--- Goal ---
What number of lines hold the word "交通安全知识"? State that number and nothing besides.

--- Input for this task ---
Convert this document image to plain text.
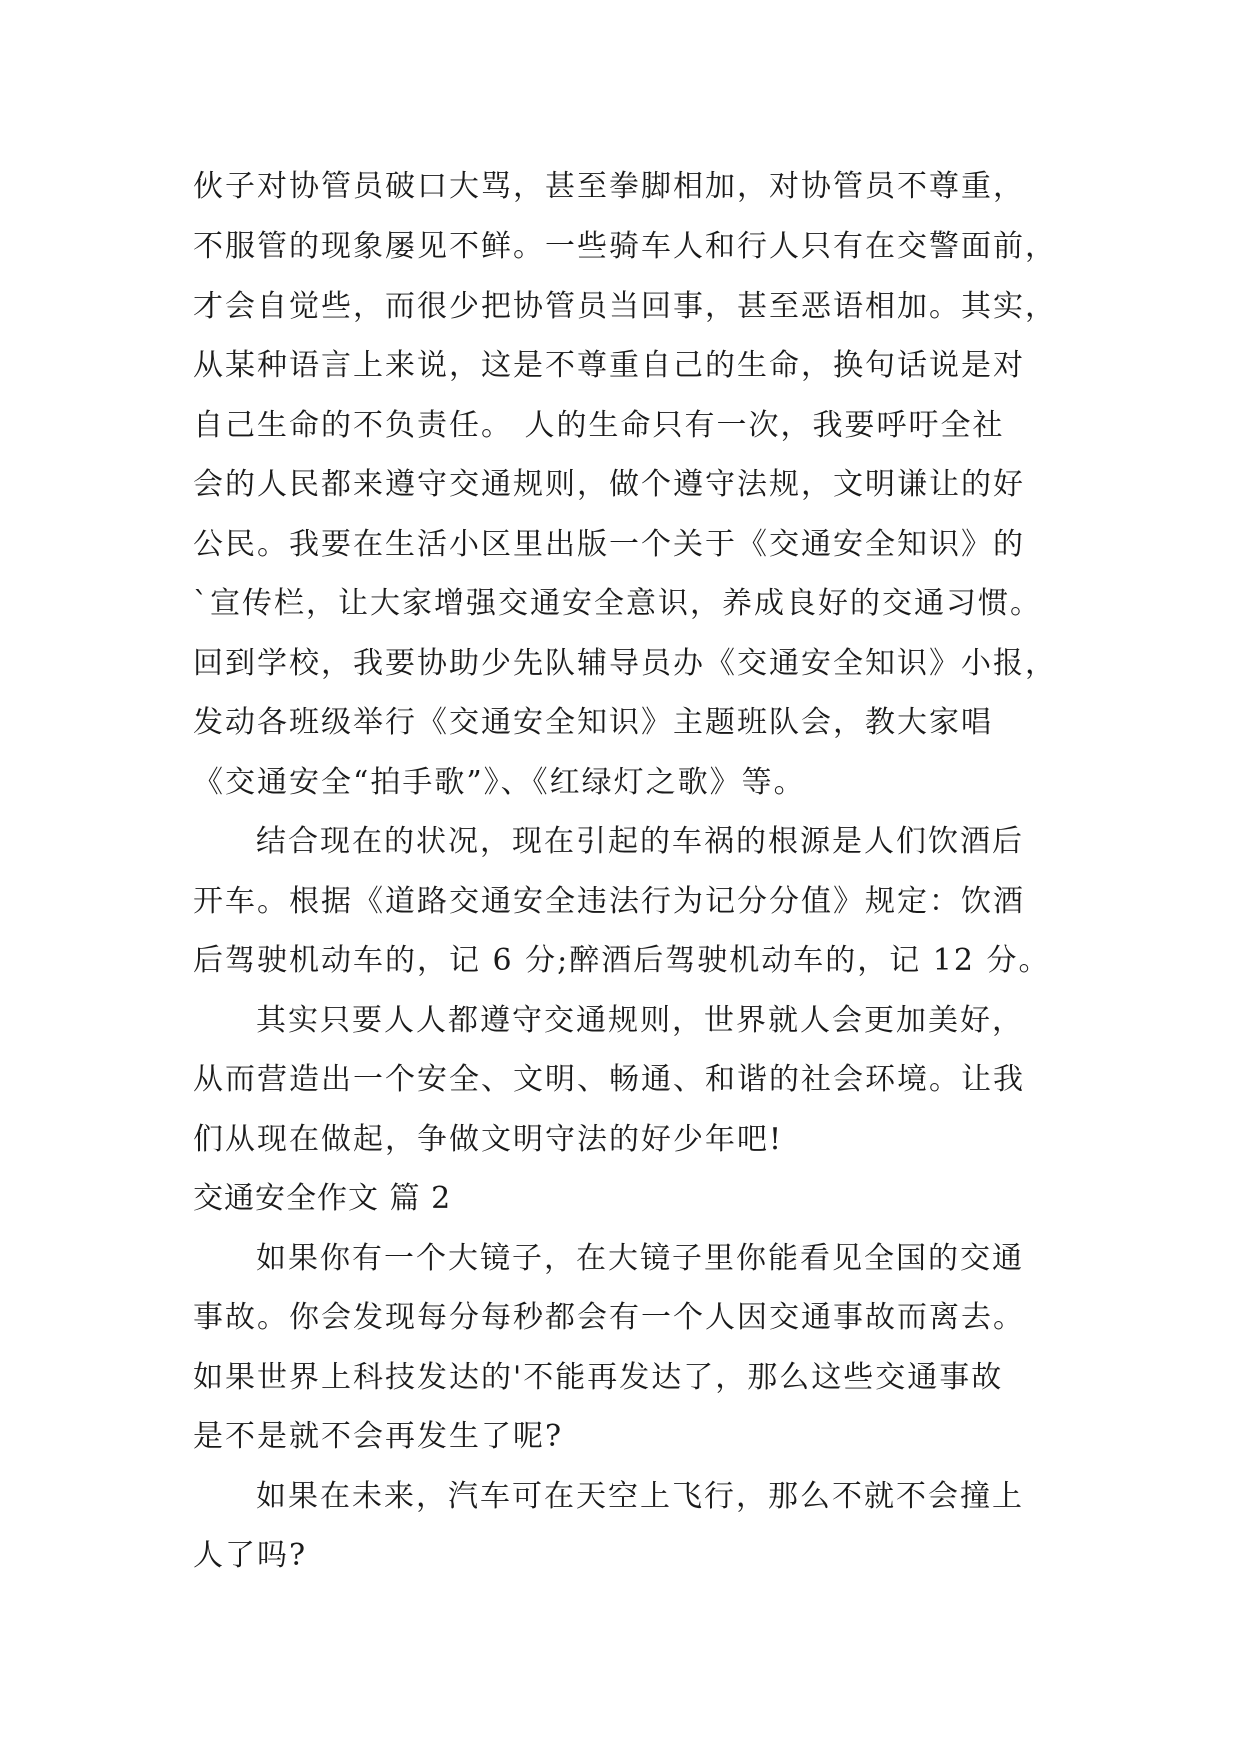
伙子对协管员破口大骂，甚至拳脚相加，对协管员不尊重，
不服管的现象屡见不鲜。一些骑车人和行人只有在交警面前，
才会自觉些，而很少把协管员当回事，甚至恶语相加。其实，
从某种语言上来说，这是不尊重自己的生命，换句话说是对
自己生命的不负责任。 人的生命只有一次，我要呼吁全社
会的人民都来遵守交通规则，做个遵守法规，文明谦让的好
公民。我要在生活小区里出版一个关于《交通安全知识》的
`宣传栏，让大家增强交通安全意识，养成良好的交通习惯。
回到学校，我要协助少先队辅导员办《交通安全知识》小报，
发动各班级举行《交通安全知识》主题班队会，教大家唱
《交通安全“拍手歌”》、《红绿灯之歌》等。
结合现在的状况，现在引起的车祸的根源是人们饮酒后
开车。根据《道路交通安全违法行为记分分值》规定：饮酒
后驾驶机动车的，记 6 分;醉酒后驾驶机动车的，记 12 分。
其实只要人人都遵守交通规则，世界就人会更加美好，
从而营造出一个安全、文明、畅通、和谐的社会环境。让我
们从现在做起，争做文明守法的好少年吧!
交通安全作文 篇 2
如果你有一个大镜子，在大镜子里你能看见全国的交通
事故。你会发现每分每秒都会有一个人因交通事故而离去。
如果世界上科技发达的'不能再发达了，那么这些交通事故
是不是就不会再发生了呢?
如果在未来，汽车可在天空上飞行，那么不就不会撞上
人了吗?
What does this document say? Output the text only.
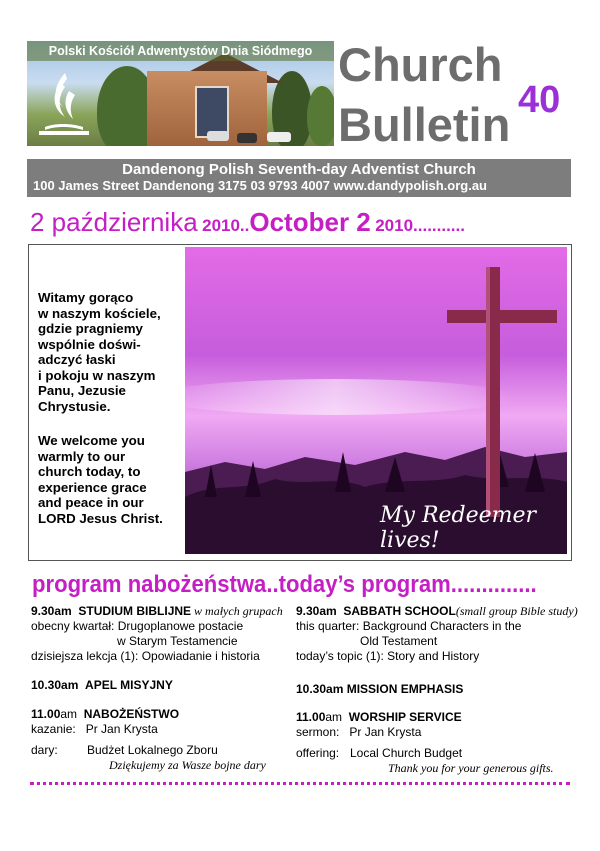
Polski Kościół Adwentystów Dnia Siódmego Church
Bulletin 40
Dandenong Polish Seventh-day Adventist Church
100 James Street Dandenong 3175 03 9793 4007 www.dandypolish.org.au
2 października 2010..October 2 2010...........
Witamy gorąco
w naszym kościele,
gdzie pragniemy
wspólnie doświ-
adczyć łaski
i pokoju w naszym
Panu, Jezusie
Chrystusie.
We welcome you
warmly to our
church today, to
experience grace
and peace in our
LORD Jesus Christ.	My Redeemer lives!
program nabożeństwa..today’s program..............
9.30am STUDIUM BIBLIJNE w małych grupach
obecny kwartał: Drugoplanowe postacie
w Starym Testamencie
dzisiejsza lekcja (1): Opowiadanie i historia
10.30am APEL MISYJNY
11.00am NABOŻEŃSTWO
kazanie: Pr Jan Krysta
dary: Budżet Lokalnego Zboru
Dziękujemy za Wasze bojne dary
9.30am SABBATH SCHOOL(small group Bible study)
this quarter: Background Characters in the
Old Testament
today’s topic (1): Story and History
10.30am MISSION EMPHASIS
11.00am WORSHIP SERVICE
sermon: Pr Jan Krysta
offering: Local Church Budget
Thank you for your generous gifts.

--- Correct output ---
3